-- START --

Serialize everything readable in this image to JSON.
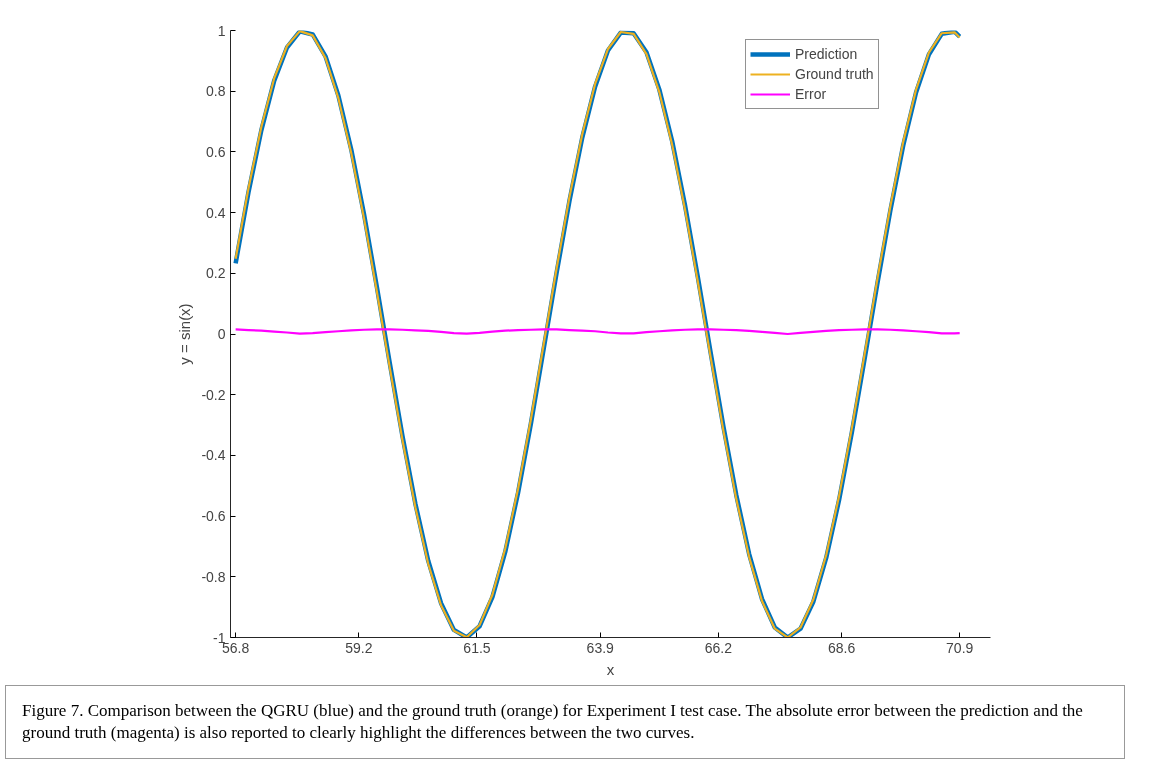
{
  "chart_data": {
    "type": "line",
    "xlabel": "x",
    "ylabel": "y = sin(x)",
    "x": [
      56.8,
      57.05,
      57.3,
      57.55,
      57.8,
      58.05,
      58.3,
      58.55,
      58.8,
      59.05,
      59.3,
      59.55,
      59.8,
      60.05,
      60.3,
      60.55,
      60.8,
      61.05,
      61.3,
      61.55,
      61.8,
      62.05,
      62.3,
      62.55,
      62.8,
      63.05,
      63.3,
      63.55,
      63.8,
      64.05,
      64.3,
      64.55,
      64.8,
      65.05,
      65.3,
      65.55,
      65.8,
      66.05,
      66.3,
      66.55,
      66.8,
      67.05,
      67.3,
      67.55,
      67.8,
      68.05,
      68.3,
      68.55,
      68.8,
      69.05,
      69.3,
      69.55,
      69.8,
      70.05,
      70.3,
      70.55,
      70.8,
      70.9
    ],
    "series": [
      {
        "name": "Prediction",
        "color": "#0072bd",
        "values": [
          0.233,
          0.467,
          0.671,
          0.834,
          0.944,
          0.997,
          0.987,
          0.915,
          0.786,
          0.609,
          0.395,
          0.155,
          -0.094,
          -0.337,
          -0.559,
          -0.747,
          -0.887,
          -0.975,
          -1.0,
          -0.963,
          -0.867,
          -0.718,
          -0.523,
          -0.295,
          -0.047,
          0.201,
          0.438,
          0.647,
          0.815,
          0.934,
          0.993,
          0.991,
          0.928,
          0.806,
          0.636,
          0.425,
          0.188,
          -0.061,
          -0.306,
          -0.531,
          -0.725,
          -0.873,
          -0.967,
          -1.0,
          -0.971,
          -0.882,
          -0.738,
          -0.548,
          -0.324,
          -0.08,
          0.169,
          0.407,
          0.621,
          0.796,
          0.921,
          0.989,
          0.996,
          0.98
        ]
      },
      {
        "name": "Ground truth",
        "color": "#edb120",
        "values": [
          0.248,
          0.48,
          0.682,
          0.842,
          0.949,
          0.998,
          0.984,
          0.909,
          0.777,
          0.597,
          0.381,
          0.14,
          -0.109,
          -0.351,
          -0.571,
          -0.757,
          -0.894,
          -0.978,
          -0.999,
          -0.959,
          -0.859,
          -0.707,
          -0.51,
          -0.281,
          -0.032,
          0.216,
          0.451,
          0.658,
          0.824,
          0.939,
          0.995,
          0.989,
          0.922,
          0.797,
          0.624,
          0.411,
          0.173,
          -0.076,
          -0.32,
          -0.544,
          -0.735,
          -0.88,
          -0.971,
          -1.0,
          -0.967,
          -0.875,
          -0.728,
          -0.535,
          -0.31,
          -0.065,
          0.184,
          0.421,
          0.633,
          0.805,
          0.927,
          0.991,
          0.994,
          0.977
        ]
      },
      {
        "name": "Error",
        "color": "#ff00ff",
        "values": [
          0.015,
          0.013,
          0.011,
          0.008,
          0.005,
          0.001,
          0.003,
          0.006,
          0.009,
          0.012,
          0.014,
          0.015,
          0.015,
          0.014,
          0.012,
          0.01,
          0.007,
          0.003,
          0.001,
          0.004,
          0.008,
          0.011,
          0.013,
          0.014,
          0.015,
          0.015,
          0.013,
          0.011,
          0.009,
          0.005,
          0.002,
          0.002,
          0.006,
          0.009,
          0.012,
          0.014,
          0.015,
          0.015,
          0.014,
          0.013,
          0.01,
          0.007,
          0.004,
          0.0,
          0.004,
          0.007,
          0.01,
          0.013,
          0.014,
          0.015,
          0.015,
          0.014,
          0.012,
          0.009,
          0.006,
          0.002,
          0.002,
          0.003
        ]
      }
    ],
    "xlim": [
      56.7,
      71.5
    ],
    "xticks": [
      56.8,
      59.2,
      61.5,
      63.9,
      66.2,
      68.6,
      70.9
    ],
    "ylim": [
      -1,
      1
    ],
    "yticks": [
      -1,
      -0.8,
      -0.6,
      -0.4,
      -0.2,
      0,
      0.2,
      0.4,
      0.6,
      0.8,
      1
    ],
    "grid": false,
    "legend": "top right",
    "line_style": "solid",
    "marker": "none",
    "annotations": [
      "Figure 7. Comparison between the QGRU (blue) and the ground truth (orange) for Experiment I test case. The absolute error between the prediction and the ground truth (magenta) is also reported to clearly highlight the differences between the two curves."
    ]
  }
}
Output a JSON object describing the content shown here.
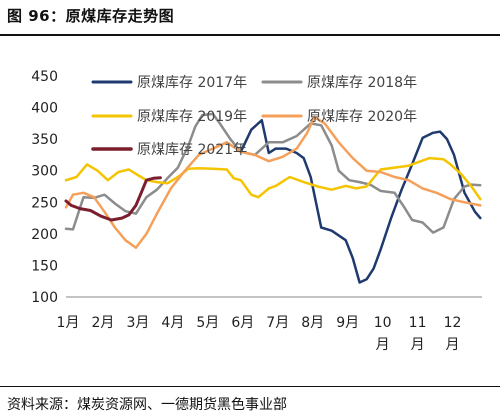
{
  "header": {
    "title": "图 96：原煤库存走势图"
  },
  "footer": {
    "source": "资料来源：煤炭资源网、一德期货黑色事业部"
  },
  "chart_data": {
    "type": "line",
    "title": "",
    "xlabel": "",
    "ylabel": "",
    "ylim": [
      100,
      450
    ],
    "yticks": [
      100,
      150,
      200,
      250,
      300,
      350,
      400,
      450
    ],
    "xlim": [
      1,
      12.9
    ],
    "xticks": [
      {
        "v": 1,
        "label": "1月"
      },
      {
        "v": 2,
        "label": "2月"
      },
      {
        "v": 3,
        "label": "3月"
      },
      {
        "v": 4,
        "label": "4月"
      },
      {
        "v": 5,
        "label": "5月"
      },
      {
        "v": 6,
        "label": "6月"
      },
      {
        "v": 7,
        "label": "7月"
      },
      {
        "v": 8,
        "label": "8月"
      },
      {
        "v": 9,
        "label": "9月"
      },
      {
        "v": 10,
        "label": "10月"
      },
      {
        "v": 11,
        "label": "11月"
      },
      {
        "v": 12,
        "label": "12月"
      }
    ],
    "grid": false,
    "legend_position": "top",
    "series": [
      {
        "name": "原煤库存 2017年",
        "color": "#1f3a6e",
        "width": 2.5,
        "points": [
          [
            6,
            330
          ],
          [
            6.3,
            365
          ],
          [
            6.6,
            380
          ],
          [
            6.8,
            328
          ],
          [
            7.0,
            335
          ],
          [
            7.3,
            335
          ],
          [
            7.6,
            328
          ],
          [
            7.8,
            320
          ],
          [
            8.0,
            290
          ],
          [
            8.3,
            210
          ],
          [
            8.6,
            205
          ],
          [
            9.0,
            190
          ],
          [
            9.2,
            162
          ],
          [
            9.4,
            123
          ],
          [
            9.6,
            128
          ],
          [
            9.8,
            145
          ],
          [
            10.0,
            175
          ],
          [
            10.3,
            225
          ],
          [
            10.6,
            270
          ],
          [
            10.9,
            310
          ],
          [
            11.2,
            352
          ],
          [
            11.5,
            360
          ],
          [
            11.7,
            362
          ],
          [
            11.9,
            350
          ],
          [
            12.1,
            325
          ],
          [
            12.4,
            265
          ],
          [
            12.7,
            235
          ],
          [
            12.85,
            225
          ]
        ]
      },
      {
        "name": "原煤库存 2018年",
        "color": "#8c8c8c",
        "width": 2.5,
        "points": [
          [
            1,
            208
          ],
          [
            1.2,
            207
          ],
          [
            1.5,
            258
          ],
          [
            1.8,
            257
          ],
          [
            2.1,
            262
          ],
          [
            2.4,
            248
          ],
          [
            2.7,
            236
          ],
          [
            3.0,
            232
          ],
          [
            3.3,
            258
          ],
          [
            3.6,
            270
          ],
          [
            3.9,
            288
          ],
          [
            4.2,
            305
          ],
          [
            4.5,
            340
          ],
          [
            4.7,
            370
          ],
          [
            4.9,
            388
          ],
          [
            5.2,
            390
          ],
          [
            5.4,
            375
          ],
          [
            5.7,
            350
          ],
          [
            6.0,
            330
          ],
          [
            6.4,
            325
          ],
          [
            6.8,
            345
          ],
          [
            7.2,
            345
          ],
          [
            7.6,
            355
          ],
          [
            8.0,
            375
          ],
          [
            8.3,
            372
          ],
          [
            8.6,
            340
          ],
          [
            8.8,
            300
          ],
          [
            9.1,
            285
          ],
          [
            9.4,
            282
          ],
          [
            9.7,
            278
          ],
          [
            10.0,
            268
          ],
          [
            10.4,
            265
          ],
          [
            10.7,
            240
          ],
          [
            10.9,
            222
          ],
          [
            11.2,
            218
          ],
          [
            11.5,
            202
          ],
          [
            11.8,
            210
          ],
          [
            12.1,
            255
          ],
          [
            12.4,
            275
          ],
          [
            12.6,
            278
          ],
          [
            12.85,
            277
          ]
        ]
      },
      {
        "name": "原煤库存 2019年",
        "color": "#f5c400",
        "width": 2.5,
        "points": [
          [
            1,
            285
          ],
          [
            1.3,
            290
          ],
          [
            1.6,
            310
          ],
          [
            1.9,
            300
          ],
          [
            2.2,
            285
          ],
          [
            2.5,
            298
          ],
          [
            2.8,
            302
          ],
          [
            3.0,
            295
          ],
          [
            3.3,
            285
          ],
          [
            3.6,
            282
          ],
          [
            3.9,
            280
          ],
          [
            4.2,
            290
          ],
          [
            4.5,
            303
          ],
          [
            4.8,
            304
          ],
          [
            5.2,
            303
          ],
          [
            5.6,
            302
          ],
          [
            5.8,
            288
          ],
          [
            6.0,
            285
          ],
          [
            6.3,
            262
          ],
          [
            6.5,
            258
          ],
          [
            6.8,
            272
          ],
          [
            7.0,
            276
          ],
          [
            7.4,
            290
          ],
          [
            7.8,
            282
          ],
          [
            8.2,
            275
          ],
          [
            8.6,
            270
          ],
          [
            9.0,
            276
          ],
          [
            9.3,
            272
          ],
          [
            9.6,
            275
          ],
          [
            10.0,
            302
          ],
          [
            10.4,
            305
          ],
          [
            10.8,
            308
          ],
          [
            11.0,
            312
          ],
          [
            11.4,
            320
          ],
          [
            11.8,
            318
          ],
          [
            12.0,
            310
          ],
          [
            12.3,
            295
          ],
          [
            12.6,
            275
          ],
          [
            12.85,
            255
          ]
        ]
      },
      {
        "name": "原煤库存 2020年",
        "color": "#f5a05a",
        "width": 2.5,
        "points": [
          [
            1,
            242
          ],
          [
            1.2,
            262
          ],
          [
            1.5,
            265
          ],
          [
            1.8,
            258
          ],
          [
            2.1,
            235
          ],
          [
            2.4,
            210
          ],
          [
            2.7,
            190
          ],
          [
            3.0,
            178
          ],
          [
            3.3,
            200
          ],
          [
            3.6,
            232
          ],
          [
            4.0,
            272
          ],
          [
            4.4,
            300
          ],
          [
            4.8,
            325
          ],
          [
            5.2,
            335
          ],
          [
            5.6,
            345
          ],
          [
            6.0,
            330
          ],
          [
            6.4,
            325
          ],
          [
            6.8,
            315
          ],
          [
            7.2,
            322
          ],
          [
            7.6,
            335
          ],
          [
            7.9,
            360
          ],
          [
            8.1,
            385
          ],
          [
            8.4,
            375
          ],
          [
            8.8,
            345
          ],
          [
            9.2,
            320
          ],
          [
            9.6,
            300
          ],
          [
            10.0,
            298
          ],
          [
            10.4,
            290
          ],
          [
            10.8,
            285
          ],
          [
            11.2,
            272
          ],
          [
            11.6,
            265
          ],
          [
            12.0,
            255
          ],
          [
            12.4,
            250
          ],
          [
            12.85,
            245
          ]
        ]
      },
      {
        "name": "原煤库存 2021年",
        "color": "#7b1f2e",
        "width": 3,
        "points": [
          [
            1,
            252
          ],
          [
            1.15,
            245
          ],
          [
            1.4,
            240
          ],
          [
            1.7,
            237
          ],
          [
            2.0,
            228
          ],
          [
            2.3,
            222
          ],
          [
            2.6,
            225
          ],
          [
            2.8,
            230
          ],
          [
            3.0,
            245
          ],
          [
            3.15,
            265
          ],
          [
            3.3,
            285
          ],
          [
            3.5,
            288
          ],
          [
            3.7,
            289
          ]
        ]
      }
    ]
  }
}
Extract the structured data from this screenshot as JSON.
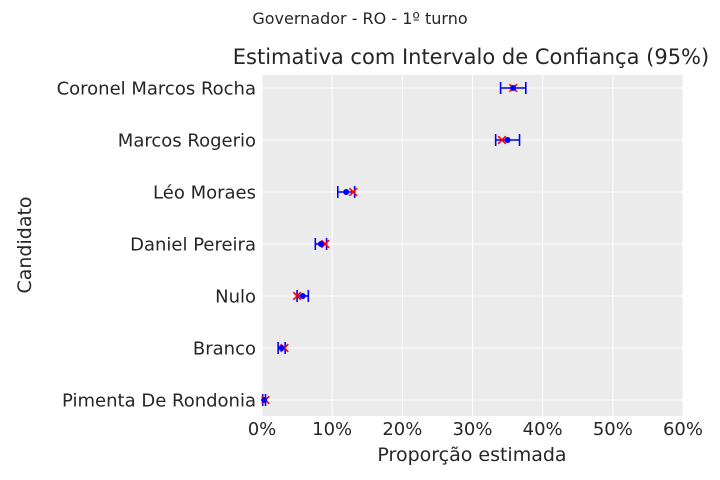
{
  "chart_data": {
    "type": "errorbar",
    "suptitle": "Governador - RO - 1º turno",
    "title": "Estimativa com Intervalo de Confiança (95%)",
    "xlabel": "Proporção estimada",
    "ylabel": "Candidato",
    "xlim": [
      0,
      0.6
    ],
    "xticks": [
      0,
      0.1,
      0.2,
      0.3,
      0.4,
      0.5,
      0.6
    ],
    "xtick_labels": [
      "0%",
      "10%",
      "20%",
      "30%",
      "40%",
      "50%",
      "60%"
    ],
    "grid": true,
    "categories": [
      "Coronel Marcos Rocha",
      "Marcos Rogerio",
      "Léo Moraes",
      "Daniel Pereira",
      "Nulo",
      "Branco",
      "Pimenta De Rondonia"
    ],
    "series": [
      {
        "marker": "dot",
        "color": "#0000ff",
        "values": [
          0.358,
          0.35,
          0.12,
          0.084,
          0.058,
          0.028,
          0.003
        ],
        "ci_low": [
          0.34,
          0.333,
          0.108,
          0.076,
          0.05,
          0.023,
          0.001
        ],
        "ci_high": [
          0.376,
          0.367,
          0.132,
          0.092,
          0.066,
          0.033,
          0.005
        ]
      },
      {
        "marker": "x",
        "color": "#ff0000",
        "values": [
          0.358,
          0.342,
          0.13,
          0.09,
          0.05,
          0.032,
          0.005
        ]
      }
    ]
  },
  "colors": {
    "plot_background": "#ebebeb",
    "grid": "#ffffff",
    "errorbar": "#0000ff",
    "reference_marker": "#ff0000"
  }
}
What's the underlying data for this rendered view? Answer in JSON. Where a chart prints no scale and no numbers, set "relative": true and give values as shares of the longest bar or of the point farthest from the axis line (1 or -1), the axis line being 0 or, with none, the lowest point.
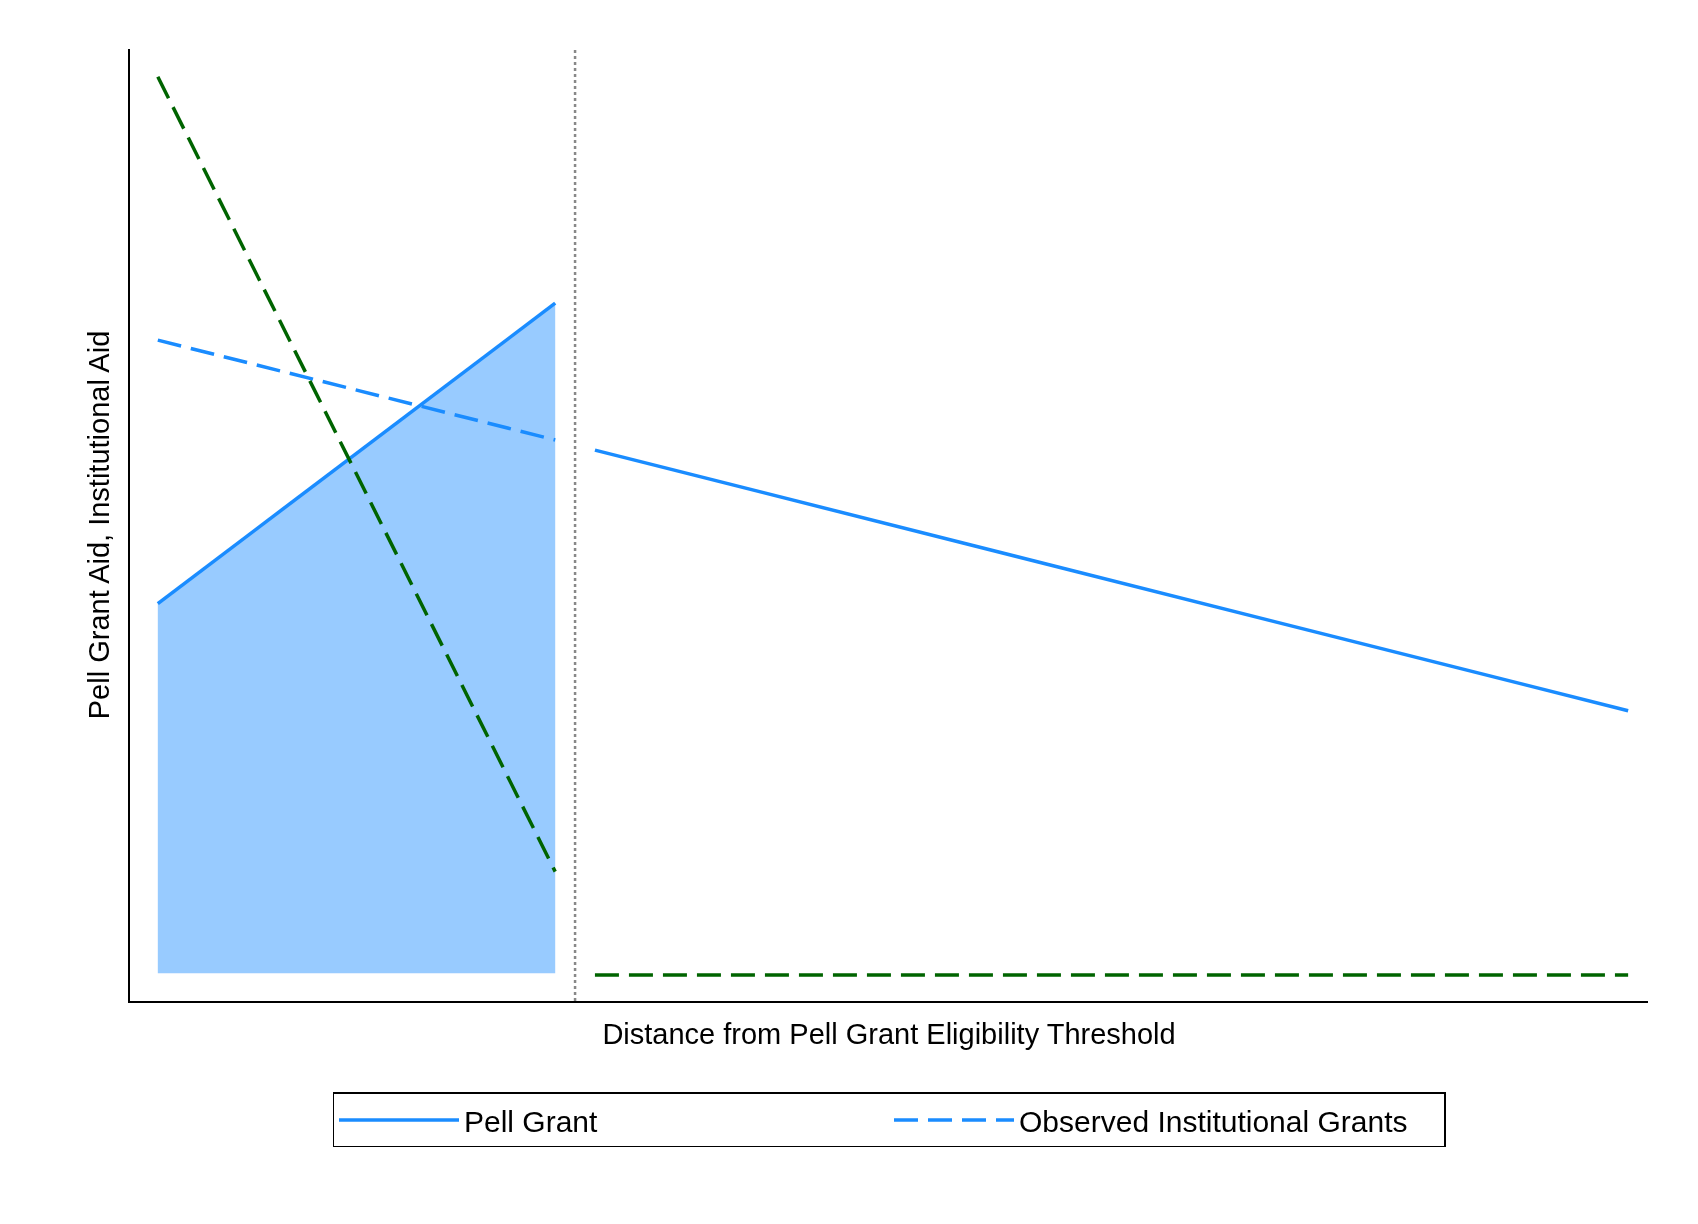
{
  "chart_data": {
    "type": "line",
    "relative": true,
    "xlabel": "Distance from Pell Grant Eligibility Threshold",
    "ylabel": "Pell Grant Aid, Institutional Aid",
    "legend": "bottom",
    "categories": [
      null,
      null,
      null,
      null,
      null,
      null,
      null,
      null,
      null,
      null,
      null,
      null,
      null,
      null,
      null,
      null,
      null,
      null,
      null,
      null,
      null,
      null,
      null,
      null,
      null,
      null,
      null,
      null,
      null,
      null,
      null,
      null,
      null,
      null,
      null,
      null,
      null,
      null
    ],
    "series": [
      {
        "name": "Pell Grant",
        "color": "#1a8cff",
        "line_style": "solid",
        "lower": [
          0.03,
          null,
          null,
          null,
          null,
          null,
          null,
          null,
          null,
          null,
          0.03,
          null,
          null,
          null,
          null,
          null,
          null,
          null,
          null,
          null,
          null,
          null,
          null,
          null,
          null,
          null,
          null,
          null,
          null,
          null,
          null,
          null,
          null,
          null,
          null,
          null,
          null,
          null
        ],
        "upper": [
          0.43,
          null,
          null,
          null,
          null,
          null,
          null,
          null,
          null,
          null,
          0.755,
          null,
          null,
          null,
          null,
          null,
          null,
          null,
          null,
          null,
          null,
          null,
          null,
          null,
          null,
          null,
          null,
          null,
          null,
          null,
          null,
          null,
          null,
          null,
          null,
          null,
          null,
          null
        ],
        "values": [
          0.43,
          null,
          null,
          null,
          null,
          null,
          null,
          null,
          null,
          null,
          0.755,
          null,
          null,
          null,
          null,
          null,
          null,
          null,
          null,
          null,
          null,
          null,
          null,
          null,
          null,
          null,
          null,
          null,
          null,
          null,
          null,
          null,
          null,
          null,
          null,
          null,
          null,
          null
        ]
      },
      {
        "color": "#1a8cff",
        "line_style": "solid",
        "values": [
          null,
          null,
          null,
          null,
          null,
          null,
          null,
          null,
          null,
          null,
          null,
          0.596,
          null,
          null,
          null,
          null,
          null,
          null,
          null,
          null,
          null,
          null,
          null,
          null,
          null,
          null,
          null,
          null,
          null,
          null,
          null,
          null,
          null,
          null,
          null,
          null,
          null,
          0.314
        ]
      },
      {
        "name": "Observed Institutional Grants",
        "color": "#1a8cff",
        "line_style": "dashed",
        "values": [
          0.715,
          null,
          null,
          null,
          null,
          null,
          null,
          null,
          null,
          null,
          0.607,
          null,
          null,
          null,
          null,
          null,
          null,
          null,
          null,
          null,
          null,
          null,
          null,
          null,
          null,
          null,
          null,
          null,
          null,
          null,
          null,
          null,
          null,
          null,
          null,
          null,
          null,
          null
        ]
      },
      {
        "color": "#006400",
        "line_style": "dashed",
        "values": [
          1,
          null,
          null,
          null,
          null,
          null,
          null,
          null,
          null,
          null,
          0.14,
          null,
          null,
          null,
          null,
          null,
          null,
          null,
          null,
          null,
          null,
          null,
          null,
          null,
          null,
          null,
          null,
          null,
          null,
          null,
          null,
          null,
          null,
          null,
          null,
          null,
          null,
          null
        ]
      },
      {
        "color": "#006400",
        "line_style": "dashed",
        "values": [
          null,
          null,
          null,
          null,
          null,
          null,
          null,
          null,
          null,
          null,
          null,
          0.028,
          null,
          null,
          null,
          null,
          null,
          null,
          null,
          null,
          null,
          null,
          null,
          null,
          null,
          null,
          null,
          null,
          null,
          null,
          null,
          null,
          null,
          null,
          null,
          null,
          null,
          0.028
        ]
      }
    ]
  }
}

-- END --

> _Instructions for the task_
In the records above, find each line with the word "truth" and copy it.

> _Task solution_
        "name": "Ground truth",
      "Figure 7. Comparison between the QGRU (blue) and the ground truth (orange) for Experiment I test case. The absolute error between the prediction and the ground truth (magenta) is also reported to clearly highlight the differences between the two curves."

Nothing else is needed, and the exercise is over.